* start Task material *

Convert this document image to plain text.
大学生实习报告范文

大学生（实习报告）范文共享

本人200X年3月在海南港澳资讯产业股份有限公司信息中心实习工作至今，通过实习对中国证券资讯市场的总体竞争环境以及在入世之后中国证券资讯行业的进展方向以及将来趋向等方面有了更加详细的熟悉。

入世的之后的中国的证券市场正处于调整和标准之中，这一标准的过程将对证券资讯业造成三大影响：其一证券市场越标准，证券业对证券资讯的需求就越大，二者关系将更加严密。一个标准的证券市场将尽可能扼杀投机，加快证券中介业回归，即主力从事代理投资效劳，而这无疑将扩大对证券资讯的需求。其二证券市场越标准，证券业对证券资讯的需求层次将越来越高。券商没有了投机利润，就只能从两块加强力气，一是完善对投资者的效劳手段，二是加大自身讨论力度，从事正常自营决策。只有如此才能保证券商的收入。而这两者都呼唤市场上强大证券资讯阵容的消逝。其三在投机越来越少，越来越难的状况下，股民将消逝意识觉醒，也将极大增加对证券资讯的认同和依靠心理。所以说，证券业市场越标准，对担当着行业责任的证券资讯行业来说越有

* end Task material *

Repeat each entry word for word.

Written answer:
Convert this document image to plain text.
大学生实习报告范文

大学生（实习报告）范文共享

本人200X年3月在海南港澳资讯产业股份有限公司信息中心实习工作至今，通过实习对中国证券资讯市场的总体竞争环境以及在入世之后中国证券资讯行业的进展方向以及将来趋向等方面有了更加详细的熟悉。

入世的之后的中国的证券市场正处于调整和标准之中，这一标准的过程将对证券资讯业造成三大影响：其一证券市场越标准，证券业对证券资讯的需求就越大，二者关系将更加严密。一个标准的证券市场将尽可能扼杀投机，加快证券中介业回归，即主力从事代理投资效劳，而这无疑将扩大对证券资讯的需求。其二证券市场越标准，证券业对证券资讯的需求层次将越来越高。券商没有了投机利润，就只能从两块加强力气，一是完善对投资者的效劳手段，二是加大自身讨论力度，从事正常自营决策。只有如此才能保证券商的收入。而这两者都呼唤市场上强大证券资讯阵容的消逝。其三在投机越来越少，越来越难的状况下，股民将消逝意识觉醒，也将极大增加对证券资讯的认同和依靠心理。所以说，证券业市场越标准，对担当着行业责任的证券资讯行业来说越有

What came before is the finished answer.